■ DATA SHOWN

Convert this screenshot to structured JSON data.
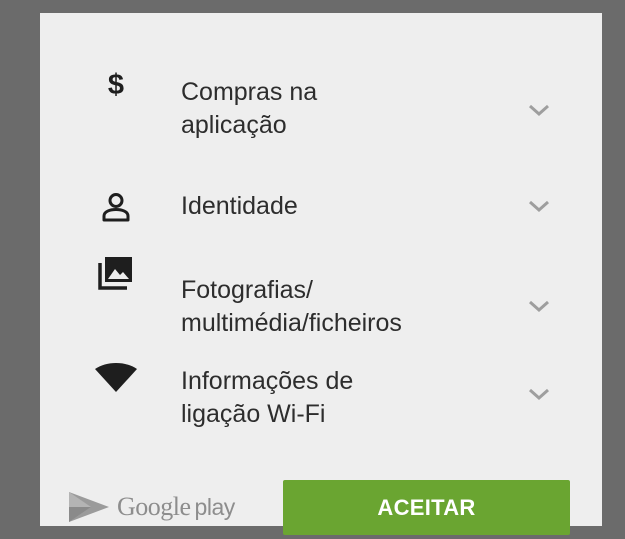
{
  "permissions": [
    {
      "icon": "dollar-icon",
      "label": "Compras na\naplicação",
      "glyph": "$"
    },
    {
      "icon": "person-icon",
      "label": "Identidade"
    },
    {
      "icon": "photos-media-icon",
      "label": "Fotografias/\nmultimédia/ficheiros"
    },
    {
      "icon": "wifi-icon",
      "label": "Informações de\nligação Wi-Fi"
    }
  ],
  "footer": {
    "logo_google": "Google",
    "logo_play": "play",
    "accept_label": "ACEITAR"
  },
  "colors": {
    "backdrop": "#6b6b6b",
    "dialog_bg": "#eeeeee",
    "accent_green": "#6aa531",
    "text": "#2d2d2d",
    "chevron": "#9e9e9e"
  }
}
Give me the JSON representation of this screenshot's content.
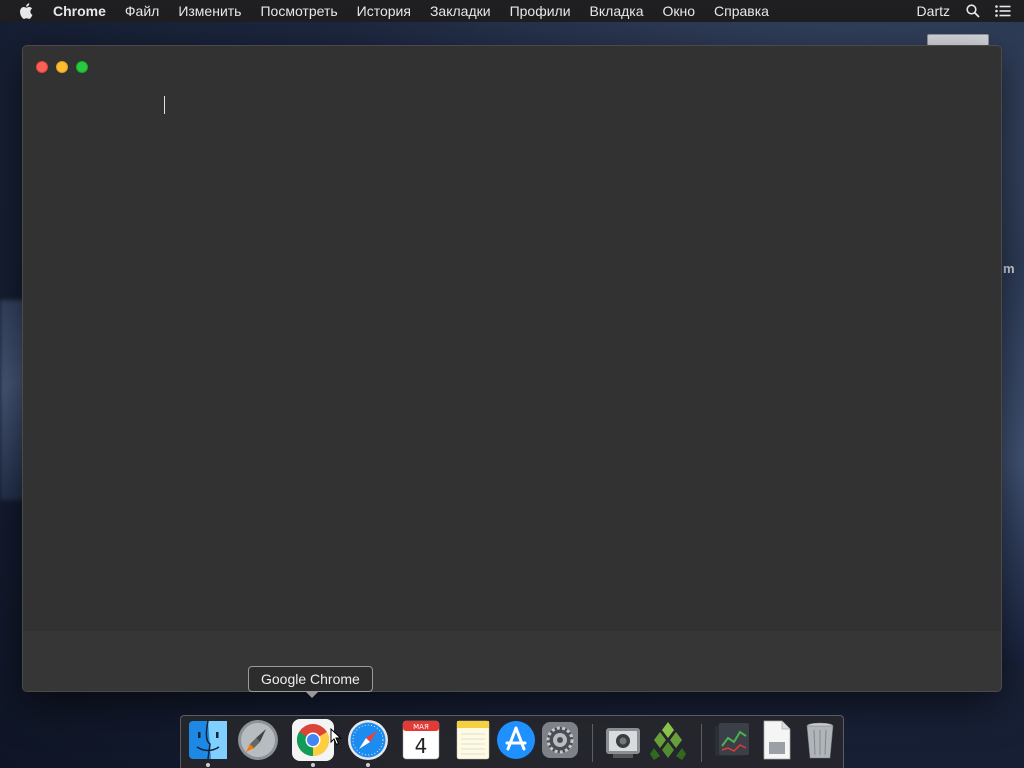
{
  "menubar": {
    "app_name": "Chrome",
    "items": [
      "Файл",
      "Изменить",
      "Посмотреть",
      "История",
      "Закладки",
      "Профили",
      "Вкладка",
      "Окно",
      "Справка"
    ],
    "user": "Dartz"
  },
  "desktop": {
    "peek_text": "m"
  },
  "window": {
    "title": "",
    "traffic_lights": [
      "close",
      "minimize",
      "zoom"
    ]
  },
  "tooltip": {
    "text": "Google Chrome"
  },
  "dock": {
    "apps": [
      {
        "name": "finder-icon",
        "running": true
      },
      {
        "name": "launchpad-icon",
        "running": false
      },
      {
        "name": "google-chrome-icon",
        "running": true
      },
      {
        "name": "safari-icon",
        "running": true
      },
      {
        "name": "calendar-icon",
        "running": false,
        "month": "МАЯ",
        "day": "4"
      },
      {
        "name": "notes-icon",
        "running": false
      },
      {
        "name": "app-store-icon",
        "running": false
      },
      {
        "name": "system-preferences-icon",
        "running": false
      },
      {
        "name": "image-capture-icon",
        "running": false
      },
      {
        "name": "green-pyramid-app-icon",
        "running": false
      },
      {
        "name": "stocks-folder-icon",
        "running": false
      },
      {
        "name": "document-icon",
        "running": false
      },
      {
        "name": "trash-icon",
        "running": false
      }
    ]
  },
  "colors": {
    "menubar_bg": "#1f1f22",
    "window_bg": "#323232",
    "close": "#fe5f57",
    "minimize": "#febc2e",
    "zoom": "#28c840"
  }
}
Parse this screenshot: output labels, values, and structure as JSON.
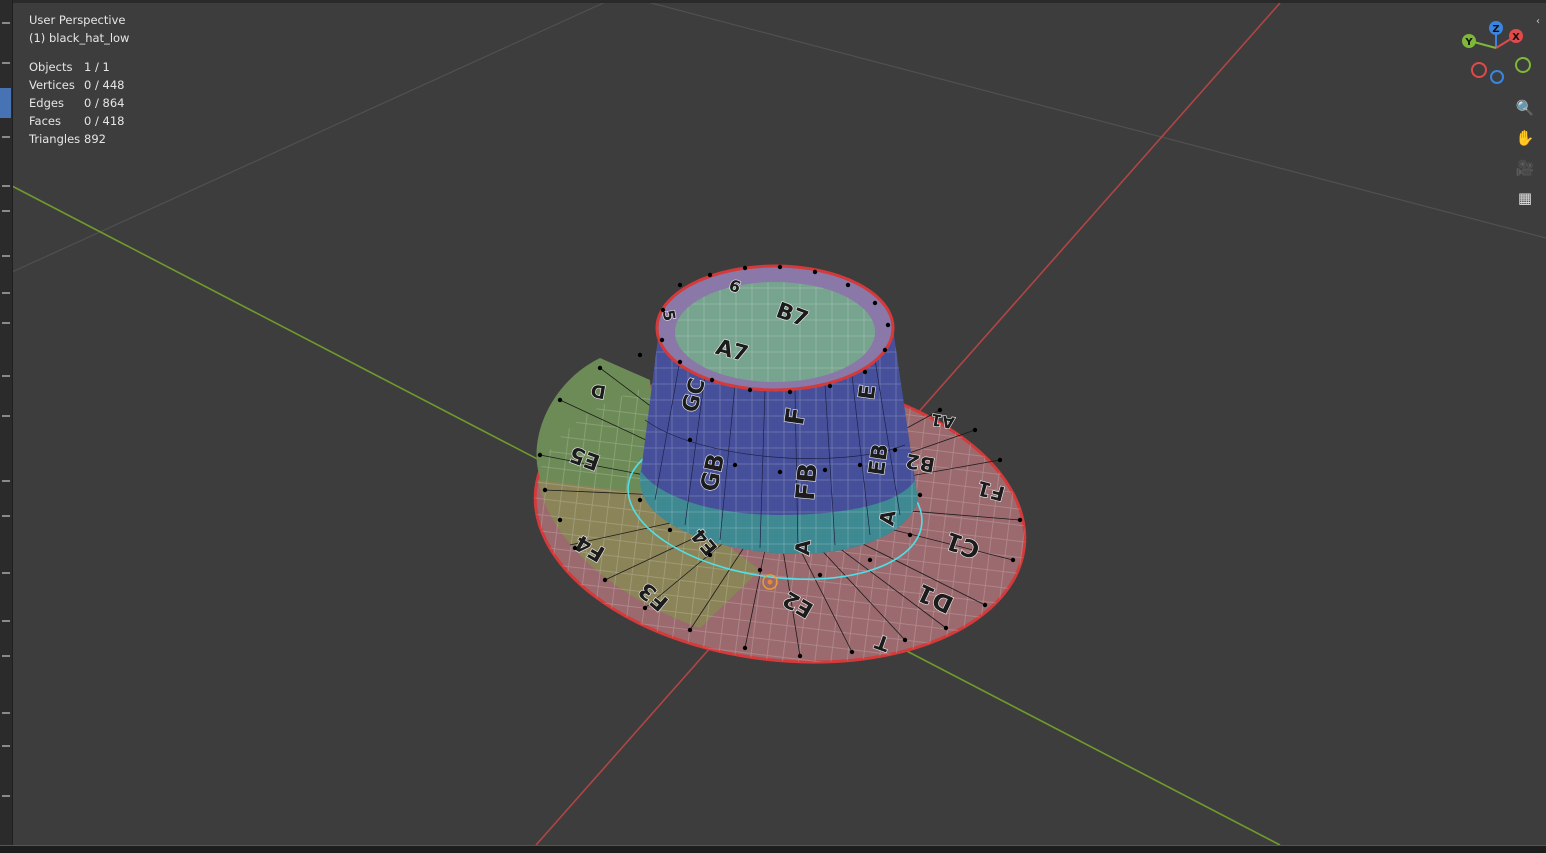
{
  "viewport": {
    "view_name": "User Perspective",
    "object_name": "(1) black_hat_low"
  },
  "stats": [
    {
      "label": "Objects",
      "value": "1 / 1"
    },
    {
      "label": "Vertices",
      "value": "0 / 448"
    },
    {
      "label": "Edges",
      "value": "0 / 864"
    },
    {
      "label": "Faces",
      "value": "0 / 418"
    },
    {
      "label": "Triangles",
      "value": "892"
    }
  ],
  "gizmo": {
    "x_label": "X",
    "y_label": "Y",
    "z_label": "Z",
    "colors": {
      "x": "#e24a4a",
      "y": "#7fb73a",
      "z": "#3a84e2"
    }
  },
  "nav_buttons": [
    {
      "name": "zoom-icon",
      "glyph": "🔍"
    },
    {
      "name": "hand-pan-icon",
      "glyph": "✋"
    },
    {
      "name": "camera-icon",
      "glyph": "🎥"
    },
    {
      "name": "grid-icon",
      "glyph": "▦"
    }
  ],
  "uv_labels": {
    "top": [
      "B7",
      "A7",
      "6",
      "5"
    ],
    "crown": [
      "GC",
      "F",
      "E",
      "GB",
      "FB",
      "EB"
    ],
    "band": [
      "A",
      "A"
    ],
    "brim_left": [
      "E5",
      "F4",
      "F3",
      "D",
      "E4"
    ],
    "brim_right": [
      "B2",
      "C1",
      "D1",
      "E2",
      "F1",
      "T",
      "A1"
    ]
  }
}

■ WHAT IS REQUIRED
Select every line in the records above that contains the word "JSON".

■ FINAL ANSWER
Convert this screenshot to structured JSON data.
Give me the JSON representation of this screenshot's content.
Parse this screenshot: output labels, values, and structure as JSON.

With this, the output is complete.